## Text section
* * *
Cannot open Deja Vu X Professional .docx file in Word 2007
Thread poster: Anne Spitzmueller

Anne Spitzmueller  Identity Verified
Germany
Local time: 13:46
English to German
Jan 5, 2009

Hello,

I just exported a translated .docx file from Deja Vu X Professional. I tried to open it in Word (2007) but received the following error message (in German):

Unable to open the Office Open XML file because its content is causing problems.
Details: The name in the end tag of the element must match the element type in the start tag.
Position: Component: word/dokument.xml, Line: 2, Column: 26372

Unfortunately, I have no idea what that means ...

Can anyone help, please?

Many thanks in advance!

Anne

[Subject edited by staff or moderator 2009-01-05 14:33 GMT]


Direct link Reply with quote
 

Harry Bornemann  Identity Verified
Mexico
English to German
+ ...
Wrong tag order Jan 5, 2009

Anne Spitzmueller wrote:

The name in the end tag of the element must match the element type in the start tag.
Position: Component: word/dokument.xml, Line: 2, Column: 26372

Hi Anne,

I guess it means that a pair of tags is in the wrong order (closing before opening).
Solution: arrange all tags in DVX in the same order as in the source file.

HTH
Harry


[Edited at 2009-01-05 10:45 GMT]


Direct link Reply with quote
 

Eutychus  Identity Verified
Local time: 13:46
Member (2006)
French to English
+ ...
Possible workaround Jan 5, 2009

If your document does not have any Word 2007-specific features, you can use the following workaround:

create a translation memory just for the file you have translated

save the original source docx as a Word 2003 document (*.doc)

import this *.doc document

translate using your translation memory (it should get everything or nearly straight away)

export

reconvert to Word 2007 or return as a *.doc with an explanatory note.


Direct link Reply with quote
 

Anne Spitzmueller  Identity Verified
Germany
Local time: 13:46
English to German
TOPIC STARTER
Thanks Jan 5, 2009

@ Harry:

I checked all the codes and they are ok so this does not seem to be the problem ...

@ Eutychus:

Yes, that's a good idea! It had crossed my mind but I was hoping to find another way to solve the problem since there are so many codes. (Before I started translating the file, I seperated all the codes at the start of and at the end of all the segments to reduce the number of codes in the TM. Unfortunately, this means that there will be lots of fuzzy matches that will need adjusting when 're-translating' the file).
* * *
## Records to use
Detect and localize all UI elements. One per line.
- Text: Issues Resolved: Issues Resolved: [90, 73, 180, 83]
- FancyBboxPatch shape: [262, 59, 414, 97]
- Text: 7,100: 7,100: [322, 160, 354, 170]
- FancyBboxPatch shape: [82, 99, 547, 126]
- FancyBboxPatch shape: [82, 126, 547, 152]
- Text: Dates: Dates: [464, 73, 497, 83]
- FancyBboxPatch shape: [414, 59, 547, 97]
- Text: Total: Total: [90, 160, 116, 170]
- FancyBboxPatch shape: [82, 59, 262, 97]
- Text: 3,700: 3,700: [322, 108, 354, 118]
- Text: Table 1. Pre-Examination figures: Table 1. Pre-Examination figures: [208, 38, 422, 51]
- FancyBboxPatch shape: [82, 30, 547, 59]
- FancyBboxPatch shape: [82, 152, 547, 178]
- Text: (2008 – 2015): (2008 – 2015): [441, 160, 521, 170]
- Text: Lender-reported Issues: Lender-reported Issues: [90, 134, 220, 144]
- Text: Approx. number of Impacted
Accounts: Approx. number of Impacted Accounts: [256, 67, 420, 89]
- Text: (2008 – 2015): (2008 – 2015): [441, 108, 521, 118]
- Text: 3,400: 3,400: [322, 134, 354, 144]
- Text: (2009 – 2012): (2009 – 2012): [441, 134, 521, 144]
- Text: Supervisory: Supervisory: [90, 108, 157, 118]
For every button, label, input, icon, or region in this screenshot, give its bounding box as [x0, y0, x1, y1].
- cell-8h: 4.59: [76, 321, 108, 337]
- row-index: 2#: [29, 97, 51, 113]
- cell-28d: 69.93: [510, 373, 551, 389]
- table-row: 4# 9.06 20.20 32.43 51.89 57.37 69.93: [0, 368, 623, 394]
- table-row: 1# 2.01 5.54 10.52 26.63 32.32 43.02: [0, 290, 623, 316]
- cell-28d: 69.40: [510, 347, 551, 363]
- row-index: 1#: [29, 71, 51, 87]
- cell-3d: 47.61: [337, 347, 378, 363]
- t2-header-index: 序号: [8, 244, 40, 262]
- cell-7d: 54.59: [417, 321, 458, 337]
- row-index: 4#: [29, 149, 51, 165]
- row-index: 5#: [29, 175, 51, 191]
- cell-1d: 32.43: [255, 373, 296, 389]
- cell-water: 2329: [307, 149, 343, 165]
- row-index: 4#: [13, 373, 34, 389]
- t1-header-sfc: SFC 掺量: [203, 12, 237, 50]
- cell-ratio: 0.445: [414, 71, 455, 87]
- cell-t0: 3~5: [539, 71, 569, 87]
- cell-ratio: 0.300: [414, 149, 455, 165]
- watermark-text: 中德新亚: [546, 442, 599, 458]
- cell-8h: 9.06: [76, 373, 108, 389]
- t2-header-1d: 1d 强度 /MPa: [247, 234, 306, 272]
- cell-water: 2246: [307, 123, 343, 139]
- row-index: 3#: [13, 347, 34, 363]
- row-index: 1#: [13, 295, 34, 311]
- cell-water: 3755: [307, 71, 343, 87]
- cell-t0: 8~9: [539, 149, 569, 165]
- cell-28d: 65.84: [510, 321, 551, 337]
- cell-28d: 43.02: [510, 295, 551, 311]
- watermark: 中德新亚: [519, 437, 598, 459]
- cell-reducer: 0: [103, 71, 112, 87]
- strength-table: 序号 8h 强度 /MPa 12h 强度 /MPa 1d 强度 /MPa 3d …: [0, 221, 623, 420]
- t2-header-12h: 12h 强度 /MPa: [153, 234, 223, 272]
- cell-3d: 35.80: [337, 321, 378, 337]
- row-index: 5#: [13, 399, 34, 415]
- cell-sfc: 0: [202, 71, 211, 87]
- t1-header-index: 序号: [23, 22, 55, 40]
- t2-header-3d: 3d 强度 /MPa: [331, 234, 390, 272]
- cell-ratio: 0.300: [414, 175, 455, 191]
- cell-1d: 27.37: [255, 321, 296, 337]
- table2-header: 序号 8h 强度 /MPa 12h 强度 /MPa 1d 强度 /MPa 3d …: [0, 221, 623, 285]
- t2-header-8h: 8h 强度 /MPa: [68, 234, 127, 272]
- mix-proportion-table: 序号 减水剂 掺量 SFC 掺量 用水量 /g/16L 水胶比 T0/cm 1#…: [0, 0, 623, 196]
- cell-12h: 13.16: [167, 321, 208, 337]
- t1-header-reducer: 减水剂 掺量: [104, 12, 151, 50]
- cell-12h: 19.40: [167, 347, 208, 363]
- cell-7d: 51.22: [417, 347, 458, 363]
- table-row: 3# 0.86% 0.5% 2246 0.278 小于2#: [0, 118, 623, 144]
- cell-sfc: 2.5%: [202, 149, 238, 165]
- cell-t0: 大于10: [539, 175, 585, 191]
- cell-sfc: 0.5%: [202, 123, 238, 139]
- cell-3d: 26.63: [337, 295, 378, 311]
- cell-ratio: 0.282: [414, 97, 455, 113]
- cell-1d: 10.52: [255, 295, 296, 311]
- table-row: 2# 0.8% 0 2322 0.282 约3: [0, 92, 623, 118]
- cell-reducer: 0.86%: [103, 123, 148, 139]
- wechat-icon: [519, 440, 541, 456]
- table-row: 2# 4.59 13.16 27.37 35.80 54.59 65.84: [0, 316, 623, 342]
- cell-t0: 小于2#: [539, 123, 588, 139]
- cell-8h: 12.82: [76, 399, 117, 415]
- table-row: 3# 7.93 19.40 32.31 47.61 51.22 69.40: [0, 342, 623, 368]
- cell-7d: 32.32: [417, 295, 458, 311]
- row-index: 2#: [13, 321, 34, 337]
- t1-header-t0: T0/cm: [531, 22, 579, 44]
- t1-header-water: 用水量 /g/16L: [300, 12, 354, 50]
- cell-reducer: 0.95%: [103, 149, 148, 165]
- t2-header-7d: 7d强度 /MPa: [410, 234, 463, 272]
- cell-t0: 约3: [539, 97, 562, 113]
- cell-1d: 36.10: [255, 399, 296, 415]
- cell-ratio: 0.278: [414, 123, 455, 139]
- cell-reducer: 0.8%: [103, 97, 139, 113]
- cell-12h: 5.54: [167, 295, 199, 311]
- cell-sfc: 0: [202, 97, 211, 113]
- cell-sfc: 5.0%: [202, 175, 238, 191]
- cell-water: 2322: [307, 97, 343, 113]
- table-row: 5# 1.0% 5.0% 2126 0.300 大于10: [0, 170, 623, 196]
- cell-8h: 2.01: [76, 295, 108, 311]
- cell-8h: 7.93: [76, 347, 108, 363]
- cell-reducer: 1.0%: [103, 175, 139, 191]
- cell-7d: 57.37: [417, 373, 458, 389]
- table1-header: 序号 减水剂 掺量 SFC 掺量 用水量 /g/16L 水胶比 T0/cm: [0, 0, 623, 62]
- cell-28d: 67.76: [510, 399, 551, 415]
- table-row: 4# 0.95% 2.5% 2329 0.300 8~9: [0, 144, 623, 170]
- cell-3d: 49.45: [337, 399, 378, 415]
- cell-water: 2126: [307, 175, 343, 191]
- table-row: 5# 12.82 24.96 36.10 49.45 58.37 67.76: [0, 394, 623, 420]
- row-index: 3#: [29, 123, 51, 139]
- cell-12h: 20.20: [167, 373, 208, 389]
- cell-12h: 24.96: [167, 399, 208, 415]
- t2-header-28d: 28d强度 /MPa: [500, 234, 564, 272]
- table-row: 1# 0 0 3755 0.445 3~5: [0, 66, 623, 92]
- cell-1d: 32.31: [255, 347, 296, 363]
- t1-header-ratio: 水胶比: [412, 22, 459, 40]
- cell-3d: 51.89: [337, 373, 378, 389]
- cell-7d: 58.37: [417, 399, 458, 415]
* * *
## Work to complete
1. Answer these questions about the forum thread:
(a) Which component does the Word error message name as the position of the problem?
(b) How does Harry Bornemann propose arranging the tags in DVX?
(c) In the workaround from Eutychus, which format should the original source docx be saved as?
2. Copy the entries from their first line through the line containing "- cell-28d: 69.93: [510, 373, 551, 389]", inclusive.
The forum thread and the entries come from unrelated sources.

## Response list
1.
(a) word/dokument.xml
(b) In the same order as in the source file.
(c) As a Word 2003 document (*.doc).

2.
Detect and localize all UI elements. One per line.
- Text: Issues Resolved: Issues Resolved: [90, 73, 180, 83]
- FancyBboxPatch shape: [262, 59, 414, 97]
- Text: 7,100: 7,100: [322, 160, 354, 170]
- FancyBboxPatch shape: [82, 99, 547, 126]
- FancyBboxPatch shape: [82, 126, 547, 152]
- Text: Dates: Dates: [464, 73, 497, 83]
- FancyBboxPatch shape: [414, 59, 547, 97]
- Text: Total: Total: [90, 160, 116, 170]
- FancyBboxPatch shape: [82, 59, 262, 97]
- Text: 3,700: 3,700: [322, 108, 354, 118]
- Text: Table 1. Pre-Examination figures: Table 1. Pre-Examination figures: [208, 38, 422, 51]
- FancyBboxPatch shape: [82, 30, 547, 59]
- FancyBboxPatch shape: [82, 152, 547, 178]
- Text: (2008 – 2015): (2008 – 2015): [441, 160, 521, 170]
- Text: Lender-reported Issues: Lender-reported Issues: [90, 134, 220, 144]
- Text: Approx. number of Impacted
Accounts: Approx. number of Impacted Accounts: [256, 67, 420, 89]
- Text: (2008 – 2015): (2008 – 2015): [441, 108, 521, 118]
- Text: 3,400: 3,400: [322, 134, 354, 144]
- Text: (2009 – 2012): (2009 – 2012): [441, 134, 521, 144]
- Text: Supervisory: Supervisory: [90, 108, 157, 118]
For every button, label, input, icon, or region in this screenshot, give its bounding box as [x0, y0, x1, y1].
- cell-8h: 4.59: [76, 321, 108, 337]
- row-index: 2#: [29, 97, 51, 113]
- cell-28d: 69.93: [510, 373, 551, 389]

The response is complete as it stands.